* Texto em estudo:
◇ ◇ ◇ ◇

A repressão às drogas na fronteira norte e centro-oeste do Brasil está mudando a geografia do tráfico de cocaína no continente. Enquanto Argentina e Uruguai se tornam candidatos a próximos alvos do crime organizado como escalas para envio de pó para Europa e África, Santa Catarina e Rio Grande do Sul começam a se tornar pontos de referência para traficantes. Por outro lado, o Paraná deixou de ser apenas caminho para a passagem da cocaína e virou uma das principais portas de entrada da maconha que vem do Paraguai. Só este ano, as polícias Federal e Rodoviária apreenderam, juntas, 50 toneladas da droga no país. Em um dia da semana passada, foram 6 toneladas no Paraná.
Na avaliação da PF, a mudança é consequência do cerco feito pela Operação Sentinela, que atua em toda a fronteira brasileira. A nova rota no Cone Sul também preocupa os órgãos internacionais. Na Argentina, o crescimento nas apreensões de cocaína foi de 51% em 2009 em relação ao ano anterior, segundo relatório divulgado pelas Nações Unidas sobre Drogas e Crime (UNODC). Para Bo Mathiasen, representante da entidade na região, o impacto nos países próximos é claro. ;A Argentina está sentindo os problemas decorrentes do aumento do tráfico;, constata.

◇ ◇ ◇ ◇

* Exercício A: De acordo com o texto sobre o tráfico de drogas, de quanto foi o crescimento nas apreensões de cocaína na Argentina em 2009 em relação ao ano anterior?
* Exercício B: Cite o trecho do texto sobre o tráfico de drogas que vai de "A repressão às" até "toneladas no Paraná.", inclusive.
Os dados não têm nenhuma relação com estas tarefas.

Dados de segmentação da página
◇ ◇ ◇ ◇

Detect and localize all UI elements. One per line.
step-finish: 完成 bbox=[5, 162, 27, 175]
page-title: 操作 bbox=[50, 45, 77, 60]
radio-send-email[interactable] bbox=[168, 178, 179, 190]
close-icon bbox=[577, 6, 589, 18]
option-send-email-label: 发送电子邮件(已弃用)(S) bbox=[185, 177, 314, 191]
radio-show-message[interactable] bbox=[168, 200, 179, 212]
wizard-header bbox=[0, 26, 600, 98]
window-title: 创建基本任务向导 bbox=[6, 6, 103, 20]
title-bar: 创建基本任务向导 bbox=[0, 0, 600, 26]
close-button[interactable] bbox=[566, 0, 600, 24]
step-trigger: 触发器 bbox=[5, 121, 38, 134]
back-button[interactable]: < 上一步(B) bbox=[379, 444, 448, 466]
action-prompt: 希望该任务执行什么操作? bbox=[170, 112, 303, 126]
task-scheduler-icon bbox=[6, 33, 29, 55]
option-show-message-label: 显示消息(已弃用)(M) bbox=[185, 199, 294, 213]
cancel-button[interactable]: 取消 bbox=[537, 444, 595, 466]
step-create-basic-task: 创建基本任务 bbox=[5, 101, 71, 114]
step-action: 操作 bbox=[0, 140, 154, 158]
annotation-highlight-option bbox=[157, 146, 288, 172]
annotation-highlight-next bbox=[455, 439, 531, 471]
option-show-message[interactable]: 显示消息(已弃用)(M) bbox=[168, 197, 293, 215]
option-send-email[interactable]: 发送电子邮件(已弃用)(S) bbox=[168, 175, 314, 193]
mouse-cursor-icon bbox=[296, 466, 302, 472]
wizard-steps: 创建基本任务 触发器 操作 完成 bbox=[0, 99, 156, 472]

◇ ◇ ◇ ◇

* Resolução A: Foi de 51%.

* Resolução B:
A repressão às drogas na fronteira norte e centro-oeste do Brasil está mudando a geografia do tráfico de cocaína no continente. Enquanto Argentina e Uruguai se tornam candidatos a próximos alvos do crime organizado como escalas para envio de pó para Europa e África, Santa Catarina e Rio Grande do Sul começam a se tornar pontos de referência para traficantes. Por outro lado, o Paraná deixou de ser apenas caminho para a passagem da cocaína e virou uma das principais portas de entrada da maconha que vem do Paraguai. Só este ano, as polícias Federal e Rodoviária apreenderam, juntas, 50 toneladas da droga no país. Em um dia da semana passada, foram 6 toneladas no Paraná.